Source document:
========================================================================

AccuWeather Inc. reported Friday that a weak storm would bring ice and some snow, but a surge of milder air was expected to relieve the eastern part of the country in the early part of the week.

"While heavy precipitation is not anticipated by the storm at this time, it just takes a small amount of ice to make roads and sidewalks a skating rink," said AccuWeather Chief Meteorologist Elliot Abrams.

Freezing rain was expected to fall Sunday evening and into Monday along the East Coast, AccuWeather said, in an area stretching from the southern Appalachians and Piedmont areas to the Ohio Valley, the central Appalachians and the upper mid-Atlantic coast. Meanwhile, snow was expected to begin Sunday night in the western foothills of the Appalachians, and was forecast to reach the Atlantic coast on Monday.

"While there is still some risk for the storm to strengthen and slow down upon reaching the Atlantic coast, the latest indications are that the steering winds will remain westerly enough to push the storm quickly out to sea on Monday night," Abrams said.

========================================================================

Update a passage of the forecast article: begin at the words "AccuWeather Inc. reported" and stop after "of the week.", giving that stretch again with "weak storm" changed to "minor storm". The data after this point comes from a different source than the forecast article.

========================================================================

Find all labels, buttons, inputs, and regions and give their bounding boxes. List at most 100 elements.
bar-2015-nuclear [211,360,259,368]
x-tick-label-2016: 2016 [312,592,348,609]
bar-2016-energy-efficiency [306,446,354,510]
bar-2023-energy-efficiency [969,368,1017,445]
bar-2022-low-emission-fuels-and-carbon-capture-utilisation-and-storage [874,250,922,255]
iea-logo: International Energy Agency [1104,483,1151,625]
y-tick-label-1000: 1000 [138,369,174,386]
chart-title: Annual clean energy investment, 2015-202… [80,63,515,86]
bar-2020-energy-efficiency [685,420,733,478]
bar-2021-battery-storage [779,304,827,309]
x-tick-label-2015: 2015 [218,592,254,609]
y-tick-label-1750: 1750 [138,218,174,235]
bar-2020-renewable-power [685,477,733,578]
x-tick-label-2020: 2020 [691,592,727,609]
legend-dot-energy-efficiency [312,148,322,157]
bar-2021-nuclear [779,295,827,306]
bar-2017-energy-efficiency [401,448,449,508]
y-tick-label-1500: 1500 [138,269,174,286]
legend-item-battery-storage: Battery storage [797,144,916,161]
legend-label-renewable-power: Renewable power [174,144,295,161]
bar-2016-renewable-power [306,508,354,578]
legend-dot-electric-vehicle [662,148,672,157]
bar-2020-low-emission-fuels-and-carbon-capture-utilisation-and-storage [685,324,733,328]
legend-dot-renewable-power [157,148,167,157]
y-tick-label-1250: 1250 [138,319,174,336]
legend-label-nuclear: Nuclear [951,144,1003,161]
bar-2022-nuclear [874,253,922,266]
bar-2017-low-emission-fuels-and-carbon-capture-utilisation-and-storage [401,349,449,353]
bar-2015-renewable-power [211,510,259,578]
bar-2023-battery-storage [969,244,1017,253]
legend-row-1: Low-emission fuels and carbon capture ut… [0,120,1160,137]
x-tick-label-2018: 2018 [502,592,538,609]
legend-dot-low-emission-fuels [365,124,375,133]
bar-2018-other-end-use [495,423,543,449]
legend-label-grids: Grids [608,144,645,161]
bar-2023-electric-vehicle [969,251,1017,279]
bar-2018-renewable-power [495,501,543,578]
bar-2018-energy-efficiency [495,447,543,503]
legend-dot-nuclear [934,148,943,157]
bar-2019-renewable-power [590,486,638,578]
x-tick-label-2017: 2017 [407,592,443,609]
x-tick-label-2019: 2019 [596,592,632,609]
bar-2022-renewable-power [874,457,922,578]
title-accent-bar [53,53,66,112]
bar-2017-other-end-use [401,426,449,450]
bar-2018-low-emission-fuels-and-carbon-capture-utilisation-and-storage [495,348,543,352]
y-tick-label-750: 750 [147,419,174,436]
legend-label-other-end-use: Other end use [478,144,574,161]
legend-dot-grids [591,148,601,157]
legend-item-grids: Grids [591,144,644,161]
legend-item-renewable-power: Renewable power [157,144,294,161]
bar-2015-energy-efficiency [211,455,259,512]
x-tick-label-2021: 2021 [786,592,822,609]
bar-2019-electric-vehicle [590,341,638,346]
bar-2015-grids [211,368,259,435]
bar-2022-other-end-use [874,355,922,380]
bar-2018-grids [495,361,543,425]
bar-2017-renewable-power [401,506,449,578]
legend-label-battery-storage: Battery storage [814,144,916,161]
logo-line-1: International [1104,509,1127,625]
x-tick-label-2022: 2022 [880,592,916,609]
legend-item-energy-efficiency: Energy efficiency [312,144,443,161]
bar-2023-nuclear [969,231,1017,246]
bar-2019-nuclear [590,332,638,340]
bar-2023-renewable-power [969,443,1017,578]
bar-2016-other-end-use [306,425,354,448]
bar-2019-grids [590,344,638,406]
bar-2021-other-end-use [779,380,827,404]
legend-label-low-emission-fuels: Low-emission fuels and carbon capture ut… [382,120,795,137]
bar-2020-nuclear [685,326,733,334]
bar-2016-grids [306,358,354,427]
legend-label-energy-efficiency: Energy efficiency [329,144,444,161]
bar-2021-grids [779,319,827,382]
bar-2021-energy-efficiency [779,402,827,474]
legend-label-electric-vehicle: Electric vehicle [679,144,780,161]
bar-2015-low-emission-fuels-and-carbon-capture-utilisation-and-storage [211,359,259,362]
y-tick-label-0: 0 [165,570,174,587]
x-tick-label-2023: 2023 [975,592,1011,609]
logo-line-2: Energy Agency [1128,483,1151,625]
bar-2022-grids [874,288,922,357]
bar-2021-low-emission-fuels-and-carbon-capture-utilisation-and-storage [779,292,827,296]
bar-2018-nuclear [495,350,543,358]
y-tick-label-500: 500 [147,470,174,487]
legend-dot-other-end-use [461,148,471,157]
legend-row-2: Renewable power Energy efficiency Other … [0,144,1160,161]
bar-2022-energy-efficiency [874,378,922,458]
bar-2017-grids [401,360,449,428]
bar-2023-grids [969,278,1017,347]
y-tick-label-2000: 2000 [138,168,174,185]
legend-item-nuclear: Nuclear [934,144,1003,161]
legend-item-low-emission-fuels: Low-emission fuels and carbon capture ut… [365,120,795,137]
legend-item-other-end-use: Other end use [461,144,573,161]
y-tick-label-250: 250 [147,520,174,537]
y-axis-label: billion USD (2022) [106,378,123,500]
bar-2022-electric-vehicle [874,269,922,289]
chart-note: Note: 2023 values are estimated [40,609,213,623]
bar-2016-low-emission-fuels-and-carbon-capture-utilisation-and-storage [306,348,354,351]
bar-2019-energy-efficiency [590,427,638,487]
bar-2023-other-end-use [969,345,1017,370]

========================================================================

Answer below:
AccuWeather Inc. reported Friday that a minor storm would bring ice and some snow, but a surge of milder air was expected to relieve the eastern part of the country in the early part of the week.